In the data below, find every line with the string "FICA" and pull it out.

Given records:
»»

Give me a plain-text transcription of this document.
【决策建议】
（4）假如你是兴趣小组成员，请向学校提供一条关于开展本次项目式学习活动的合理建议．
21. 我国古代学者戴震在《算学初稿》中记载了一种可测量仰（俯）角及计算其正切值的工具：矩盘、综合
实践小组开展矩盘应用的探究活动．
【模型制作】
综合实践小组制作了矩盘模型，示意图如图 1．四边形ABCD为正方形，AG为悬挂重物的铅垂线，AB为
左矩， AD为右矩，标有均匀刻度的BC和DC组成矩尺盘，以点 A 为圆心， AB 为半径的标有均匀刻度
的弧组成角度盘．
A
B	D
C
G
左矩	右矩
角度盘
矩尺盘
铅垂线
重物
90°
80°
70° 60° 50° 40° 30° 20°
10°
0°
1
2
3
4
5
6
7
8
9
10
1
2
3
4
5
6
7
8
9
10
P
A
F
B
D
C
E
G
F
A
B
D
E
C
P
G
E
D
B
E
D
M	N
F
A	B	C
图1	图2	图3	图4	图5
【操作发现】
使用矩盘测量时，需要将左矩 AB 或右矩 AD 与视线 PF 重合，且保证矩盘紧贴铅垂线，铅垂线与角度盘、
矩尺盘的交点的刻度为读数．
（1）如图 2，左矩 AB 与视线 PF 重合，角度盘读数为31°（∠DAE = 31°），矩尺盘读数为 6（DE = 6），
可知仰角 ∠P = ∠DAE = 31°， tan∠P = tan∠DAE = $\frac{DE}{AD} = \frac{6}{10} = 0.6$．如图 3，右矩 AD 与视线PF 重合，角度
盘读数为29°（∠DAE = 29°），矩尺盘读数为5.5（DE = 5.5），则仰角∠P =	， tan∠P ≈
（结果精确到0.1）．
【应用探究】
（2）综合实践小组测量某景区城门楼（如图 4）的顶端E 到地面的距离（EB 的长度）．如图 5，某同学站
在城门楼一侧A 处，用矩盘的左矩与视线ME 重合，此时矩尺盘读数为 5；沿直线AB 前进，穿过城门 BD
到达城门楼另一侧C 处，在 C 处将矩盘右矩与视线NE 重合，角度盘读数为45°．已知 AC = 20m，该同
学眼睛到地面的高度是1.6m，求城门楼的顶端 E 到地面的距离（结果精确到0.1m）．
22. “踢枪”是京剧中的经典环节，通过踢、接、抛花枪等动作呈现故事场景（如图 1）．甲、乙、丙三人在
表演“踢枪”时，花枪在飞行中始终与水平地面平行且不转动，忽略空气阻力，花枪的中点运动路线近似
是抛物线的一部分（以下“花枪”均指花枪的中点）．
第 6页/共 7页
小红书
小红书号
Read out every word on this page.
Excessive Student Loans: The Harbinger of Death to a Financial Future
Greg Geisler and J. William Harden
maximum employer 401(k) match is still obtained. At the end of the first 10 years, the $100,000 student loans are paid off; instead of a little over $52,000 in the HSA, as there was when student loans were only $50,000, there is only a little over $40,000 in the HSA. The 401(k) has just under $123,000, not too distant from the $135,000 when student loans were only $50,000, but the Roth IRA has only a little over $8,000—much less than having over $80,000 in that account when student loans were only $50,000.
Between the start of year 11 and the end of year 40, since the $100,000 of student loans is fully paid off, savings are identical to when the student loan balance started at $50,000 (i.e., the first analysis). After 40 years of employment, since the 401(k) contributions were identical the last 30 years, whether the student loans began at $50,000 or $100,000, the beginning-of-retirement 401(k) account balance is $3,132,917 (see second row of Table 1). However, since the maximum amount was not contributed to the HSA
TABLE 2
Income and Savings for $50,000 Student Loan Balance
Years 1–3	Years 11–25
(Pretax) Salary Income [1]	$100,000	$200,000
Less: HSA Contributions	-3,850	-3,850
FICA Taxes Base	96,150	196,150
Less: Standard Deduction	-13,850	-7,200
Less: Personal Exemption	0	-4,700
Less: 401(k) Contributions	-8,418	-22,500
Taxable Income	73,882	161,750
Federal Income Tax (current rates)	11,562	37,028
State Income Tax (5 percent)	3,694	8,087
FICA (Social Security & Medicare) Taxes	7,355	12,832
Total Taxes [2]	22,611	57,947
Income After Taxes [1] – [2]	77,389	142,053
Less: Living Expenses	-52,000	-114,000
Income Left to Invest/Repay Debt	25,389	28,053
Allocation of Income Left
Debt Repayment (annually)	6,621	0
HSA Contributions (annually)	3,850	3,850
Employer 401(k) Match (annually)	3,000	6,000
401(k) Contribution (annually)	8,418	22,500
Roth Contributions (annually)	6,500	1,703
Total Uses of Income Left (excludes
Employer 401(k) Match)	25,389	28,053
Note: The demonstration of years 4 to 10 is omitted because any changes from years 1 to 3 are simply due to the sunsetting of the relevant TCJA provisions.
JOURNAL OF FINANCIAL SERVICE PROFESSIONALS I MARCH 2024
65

««

Final result:
FICA Taxes Base	96,150	196,150
FICA (Social Security & Medicare) Taxes	7,355	12,832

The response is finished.